- REQUIRED WORK -
Make an exact copy of each entry, leaving out every picture.

Data entries
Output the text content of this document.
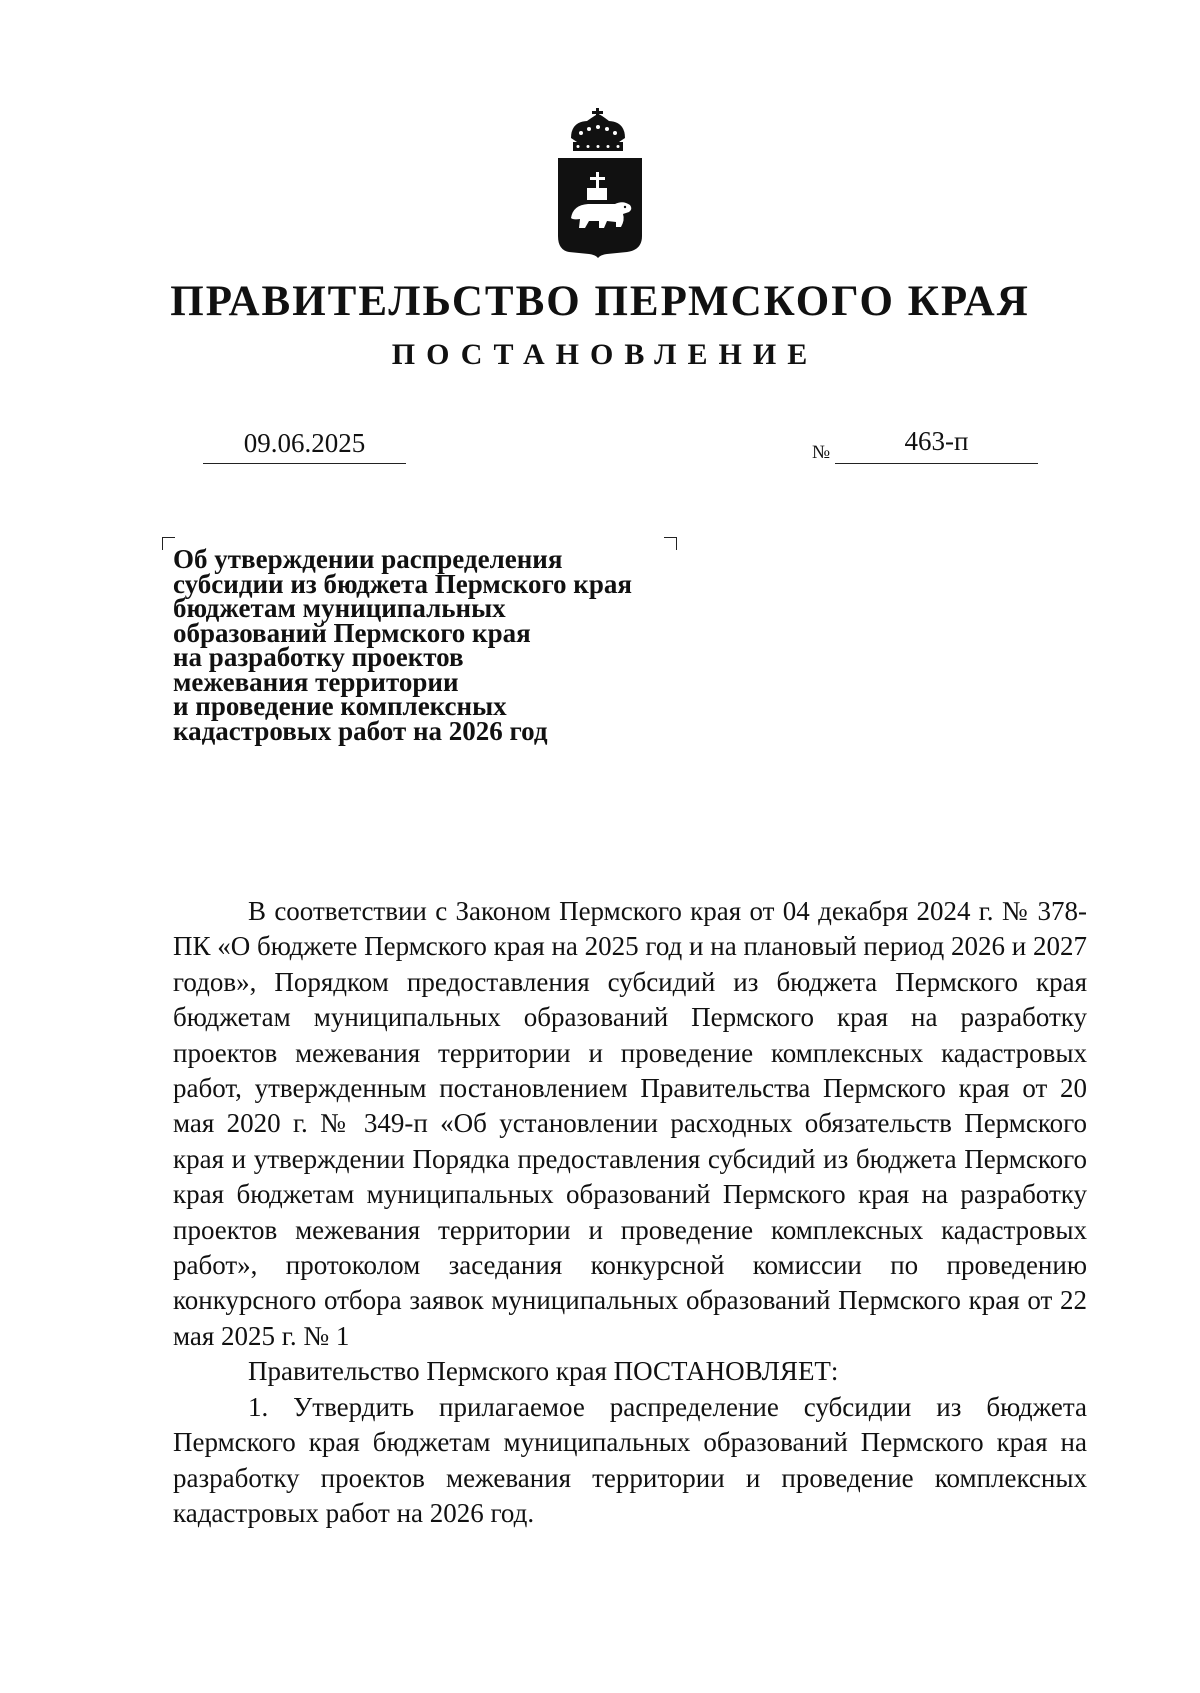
ПРАВИТЕЛЬСТВО ПЕРМСКОГО КРАЯ
ПОСТАНОВЛЕНИЕ
09.06.2025	№	463-п
Об утверждении распределения
субсидии из бюджета Пермского края
бюджетам муниципальных
образований Пермского края
на разработку проектов
межевания территории
и проведение комплексных
кадастровых работ на 2026 год

В соответствии с Законом Пермского края от 04 декабря 2024 г. № 378-ПК «О бюджете Пермского края на 2025 год и на плановый период 2026 и 2027 годов», Порядком предоставления субсидий из бюджета Пермского края бюджетам муниципальных образований Пермского края на разработку проектов межевания территории и проведение комплексных кадастровых работ, утвержденным постановлением Правительства Пермского края от 20 мая 2020 г. № 349-п «Об установлении расходных обязательств Пермского края и утверждении Порядка предоставления субсидий из бюджета Пермского края бюджетам муниципальных образований Пермского края на разработку проектов межевания территории и проведение комплексных кадастровых работ», протоколом заседания конкурсной комиссии по проведению конкурсного отбора заявок муниципальных образований Пермского края от 22 мая 2025 г. № 1

Правительство Пермского края ПОСТАНОВЛЯЕТ:

1. Утвердить прилагаемое распределение субсидии из бюджета Пермского края бюджетам муниципальных образований Пермского края на разработку проектов межевания территории и проведение комплексных кадастровых работ на 2026 год.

- WRITTEN SOLUTION -
Output the text content of this document.
ПРАВИТЕЛЬСТВО ПЕРМСКОГО КРАЯ
ПОСТАНОВЛЕНИЕ
09.06.2025	№	463-п
Об утверждении распределения
субсидии из бюджета Пермского края
бюджетам муниципальных
образований Пермского края
на разработку проектов
межевания территории
и проведение комплексных
кадастровых работ на 2026 год

В соответствии с Законом Пермского края от 04 декабря 2024 г. № 378-ПК «О бюджете Пермского края на 2025 год и на плановый период 2026 и 2027 годов», Порядком предоставления субсидий из бюджета Пермского края бюджетам муниципальных образований Пермского края на разработку проектов межевания территории и проведение комплексных кадастровых работ, утвержденным постановлением Правительства Пермского края от 20 мая 2020 г. № 349-п «Об установлении расходных обязательств Пермского края и утверждении Порядка предоставления субсидий из бюджета Пермского края бюджетам муниципальных образований Пермского края на разработку проектов межевания территории и проведение комплексных кадастровых работ», протоколом заседания конкурсной комиссии по проведению конкурсного отбора заявок муниципальных образований Пермского края от 22 мая 2025 г. № 1

Правительство Пермского края ПОСТАНОВЛЯЕТ:

1. Утвердить прилагаемое распределение субсидии из бюджета Пермского края бюджетам муниципальных образований Пермского края на разработку проектов межевания территории и проведение комплексных кадастровых работ на 2026 год.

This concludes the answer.